Stated task:
Do not include the pictures; repeat the rest of the data exactly.

Some records:
* START *

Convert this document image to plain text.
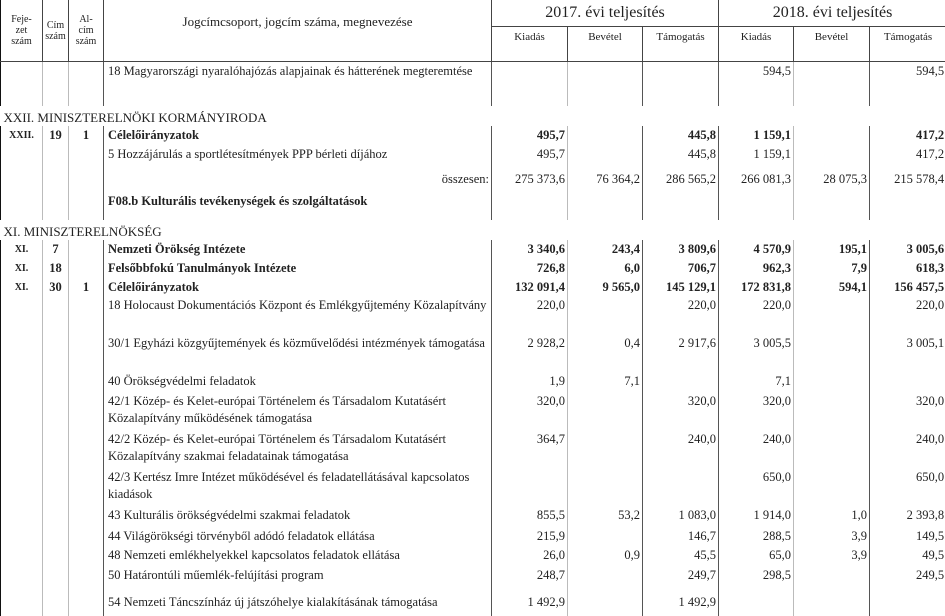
Feje-
zet
szám	Cím
szám	Al-
cím
szám	Jogcímcsoport, jogcím száma, megnevezése	2017. évi teljesítés			2018. évi teljesítés		
				Kiadás	Bevétel	Támogatás	Kiadás	Bevétel	Támogatás
			18 Magyarországi nyaralóhajózás alapjainak és hátterének megteremtése				594,5		594,5
XXII. MINISZTERELNÖKI KORMÁNYIRODA									
XXII.	19	1	Célelőirányzatok	495,7		445,8	1 159,1		417,2
			5 Hozzájárulás a sportlétesítmények PPP bérleti díjához	495,7		445,8	1 159,1		417,2
			összesen:	275 373,6	76 364,2	286 565,2	266 081,3	28 075,3	215 578,4
			F08.b Kulturális tevékenységek és szolgáltatások						
XI. MINISZTERELNÖKSÉG									
XI.	7		Nemzeti Örökség Intézete	3 340,6	243,4	3 809,6	4 570,9	195,1	3 005,6
XI.	18		Felsőbbfokú Tanulmányok Intézete	726,8	6,0	706,7	962,3	7,9	618,3
XI.	30	1	Célelőirányzatok	132 091,4	9 565,0	145 129,1	172 831,8	594,1	156 457,5
			18 Holocaust Dokumentációs Központ és Emlékgyűjtemény Közalapítvány	220,0		220,0	220,0		220,0
			30/1 Egyházi közgyűjtemények és közművelődési intézmények támogatása	2 928,2	0,4	2 917,6	3 005,5		3 005,1
			40 Örökségvédelmi feladatok	1,9	7,1		7,1		
			42/1 Közép- és Kelet-európai Történelem és Társadalom Kutatásért Közalapítvány működésének támogatása	320,0		320,0	320,0		320,0
			42/2 Közép- és Kelet-európai Történelem és Társadalom Kutatásért Közalapítvány szakmai feladatainak támogatása	364,7		240,0	240,0		240,0
			42/3 Kertész Imre Intézet működésével és feladatellátásával kapcsolatos kiadások				650,0		650,0
			43 Kulturális örökségvédelmi szakmai feladatok	855,5	53,2	1 083,0	1 914,0	1,0	2 393,8
			44 Világörökségi törvényből adódó feladatok ellátása	215,9		146,7	288,5	3,9	149,5
			48 Nemzeti emlékhelyekkel kapcsolatos feladatok ellátása	26,0	0,9	45,5	65,0	3,9	49,5
			50 Határontúli műemlék-felújítási program	248,7		249,7	298,5		249,5
			54 Nemzeti Táncszínház új játszóhelye kialakításának támogatása	1 492,9		1 492,9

* END *

Exercise output:
Convert this document image to plain text.
Feje-
zet
szám	Cím
szám	Al-
cím
szám	Jogcímcsoport, jogcím száma, megnevezése	2017. évi teljesítés			2018. évi teljesítés		
				Kiadás	Bevétel	Támogatás	Kiadás	Bevétel	Támogatás
			18 Magyarországi nyaralóhajózás alapjainak és hátterének megteremtése				594,5		594,5
XXII. MINISZTERELNÖKI KORMÁNYIRODA									
XXII.	19	1	Célelőirányzatok	495,7		445,8	1 159,1		417,2
			5 Hozzájárulás a sportlétesítmények PPP bérleti díjához	495,7		445,8	1 159,1		417,2
			összesen:	275 373,6	76 364,2	286 565,2	266 081,3	28 075,3	215 578,4
			F08.b Kulturális tevékenységek és szolgáltatások						
XI. MINISZTERELNÖKSÉG									
XI.	7		Nemzeti Örökség Intézete	3 340,6	243,4	3 809,6	4 570,9	195,1	3 005,6
XI.	18		Felsőbbfokú Tanulmányok Intézete	726,8	6,0	706,7	962,3	7,9	618,3
XI.	30	1	Célelőirányzatok	132 091,4	9 565,0	145 129,1	172 831,8	594,1	156 457,5
			18 Holocaust Dokumentációs Központ és Emlékgyűjtemény Közalapítvány	220,0		220,0	220,0		220,0
			30/1 Egyházi közgyűjtemények és közművelődési intézmények támogatása	2 928,2	0,4	2 917,6	3 005,5		3 005,1
			40 Örökségvédelmi feladatok	1,9	7,1		7,1		
			42/1 Közép- és Kelet-európai Történelem és Társadalom Kutatásért Közalapítvány működésének támogatása	320,0		320,0	320,0		320,0
			42/2 Közép- és Kelet-európai Történelem és Társadalom Kutatásért Közalapítvány szakmai feladatainak támogatása	364,7		240,0	240,0		240,0
			42/3 Kertész Imre Intézet működésével és feladatellátásával kapcsolatos kiadások				650,0		650,0
			43 Kulturális örökségvédelmi szakmai feladatok	855,5	53,2	1 083,0	1 914,0	1,0	2 393,8
			44 Világörökségi törvényből adódó feladatok ellátása	215,9		146,7	288,5	3,9	149,5
			48 Nemzeti emlékhelyekkel kapcsolatos feladatok ellátása	26,0	0,9	45,5	65,0	3,9	49,5
			50 Határontúli műemlék-felújítási program	248,7		249,7	298,5		249,5
			54 Nemzeti Táncszínház új játszóhelye kialakításának támogatása	1 492,9		1 492,9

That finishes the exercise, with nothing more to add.